(begin)

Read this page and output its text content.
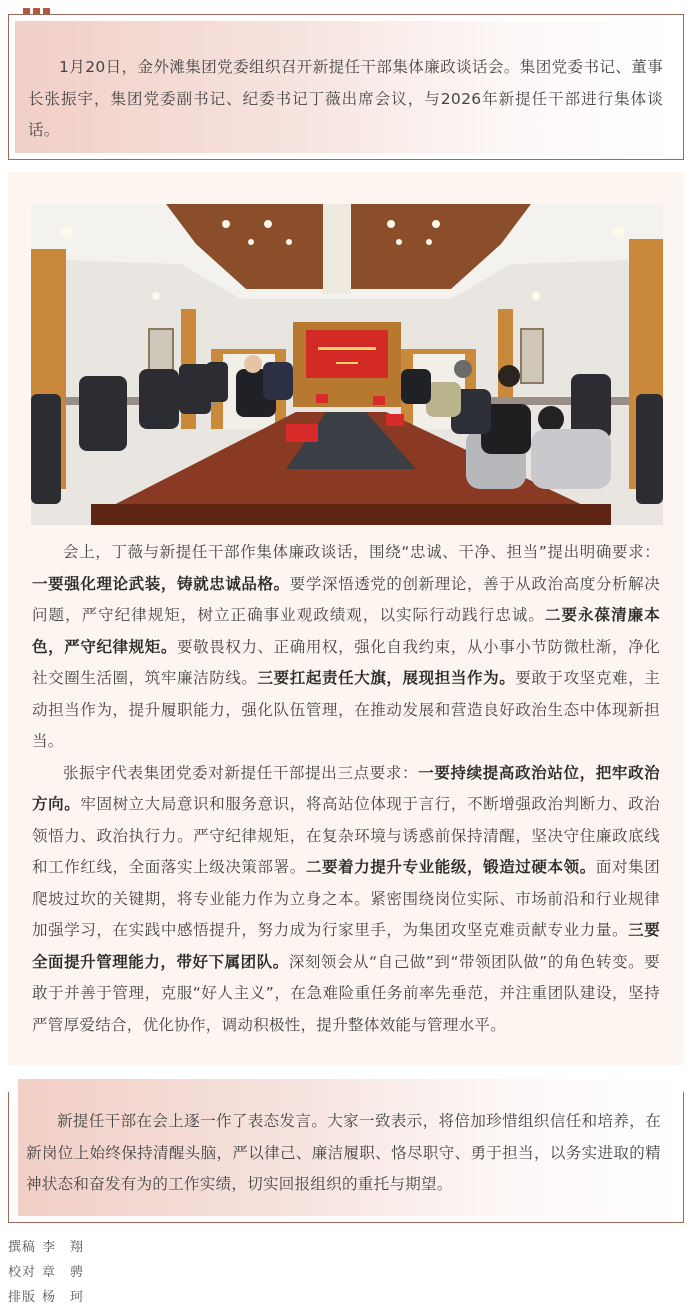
1月20日，金外滩集团党委组织召开新提任干部集体廉政谈话会。集团党委书记、董事长张振宇，集团党委副书记、纪委书记丁薇出席会议，与2026年新提任干部进行集体谈话。

会上，丁薇与新提任干部作集体廉政谈话，围绕“忠诚、干净、担当”提出明确要求：一要强化理论武装，铸就忠诚品格。要学深悟透党的创新理论，善于从政治高度分析解决问题，严守纪律规矩，树立正确事业观政绩观，以实际行动践行忠诚。二要永葆清廉本色，严守纪律规矩。要敬畏权力、正确用权，强化自我约束，从小事小节防微杜渐，净化社交圈生活圈，筑牢廉洁防线。三要扛起责任大旗，展现担当作为。要敢于攻坚克难，主动担当作为，提升履职能力，强化队伍管理，在推动发展和营造良好政治生态中体现新担当。

张振宇代表集团党委对新提任干部提出三点要求：一要持续提高政治站位，把牢政治方向。牢固树立大局意识和服务意识，将高站位体现于言行，不断增强政治判断力、政治领悟力、政治执行力。严守纪律规矩，在复杂环境与诱惑前保持清醒，坚决守住廉政底线和工作红线，全面落实上级决策部署。二要着力提升专业能级，锻造过硬本领。面对集团爬坡过坎的关键期，将专业能力作为立身之本。紧密围绕岗位实际、市场前沿和行业规律加强学习，在实践中感悟提升，努力成为行家里手，为集团攻坚克难贡献专业力量。三要全面提升管理能力，带好下属团队。深刻领会从“自己做”到“带领团队做”的角色转变。要敢于并善于管理，克服“好人主义”，在急难险重任务前率先垂范，并注重团队建设，坚持严管厚爱结合，优化协作，调动积极性，提升整体效能与管理水平。

新提任干部在会上逐一作了表态发言。大家一致表示，将倍加珍惜组织信任和培养，在新岗位上始终保持清醒头脑，严以律己、廉洁履职、恪尽职守、勇于担当，以务实进取的精神状态和奋发有为的工作实绩，切实回报组织的重托与期望。

撰稿 李　翔
校对 章　骋
排版 杨　珂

(end)

### Instructions to follow
Copy the material shown above in full and exactly. Skip the pictures.

### The reply
Read this page and output its text content.
1月20日，金外滩集团党委组织召开新提任干部集体廉政谈话会。集团党委书记、董事长张振宇，集团党委副书记、纪委书记丁薇出席会议，与2026年新提任干部进行集体谈话。

会上，丁薇与新提任干部作集体廉政谈话，围绕“忠诚、干净、担当”提出明确要求：一要强化理论武装，铸就忠诚品格。要学深悟透党的创新理论，善于从政治高度分析解决问题，严守纪律规矩，树立正确事业观政绩观，以实际行动践行忠诚。二要永葆清廉本色，严守纪律规矩。要敬畏权力、正确用权，强化自我约束，从小事小节防微杜渐，净化社交圈生活圈，筑牢廉洁防线。三要扛起责任大旗，展现担当作为。要敢于攻坚克难，主动担当作为，提升履职能力，强化队伍管理，在推动发展和营造良好政治生态中体现新担当。

张振宇代表集团党委对新提任干部提出三点要求：一要持续提高政治站位，把牢政治方向。牢固树立大局意识和服务意识，将高站位体现于言行，不断增强政治判断力、政治领悟力、政治执行力。严守纪律规矩，在复杂环境与诱惑前保持清醒，坚决守住廉政底线和工作红线，全面落实上级决策部署。二要着力提升专业能级，锻造过硬本领。面对集团爬坡过坎的关键期，将专业能力作为立身之本。紧密围绕岗位实际、市场前沿和行业规律加强学习，在实践中感悟提升，努力成为行家里手，为集团攻坚克难贡献专业力量。三要全面提升管理能力，带好下属团队。深刻领会从“自己做”到“带领团队做”的角色转变。要敢于并善于管理，克服“好人主义”，在急难险重任务前率先垂范，并注重团队建设，坚持严管厚爱结合，优化协作，调动积极性，提升整体效能与管理水平。

新提任干部在会上逐一作了表态发言。大家一致表示，将倍加珍惜组织信任和培养，在新岗位上始终保持清醒头脑，严以律己、廉洁履职、恪尽职守、勇于担当，以务实进取的精神状态和奋发有为的工作实绩，切实回报组织的重托与期望。

撰稿 李　翔
校对 章　骋
排版 杨　珂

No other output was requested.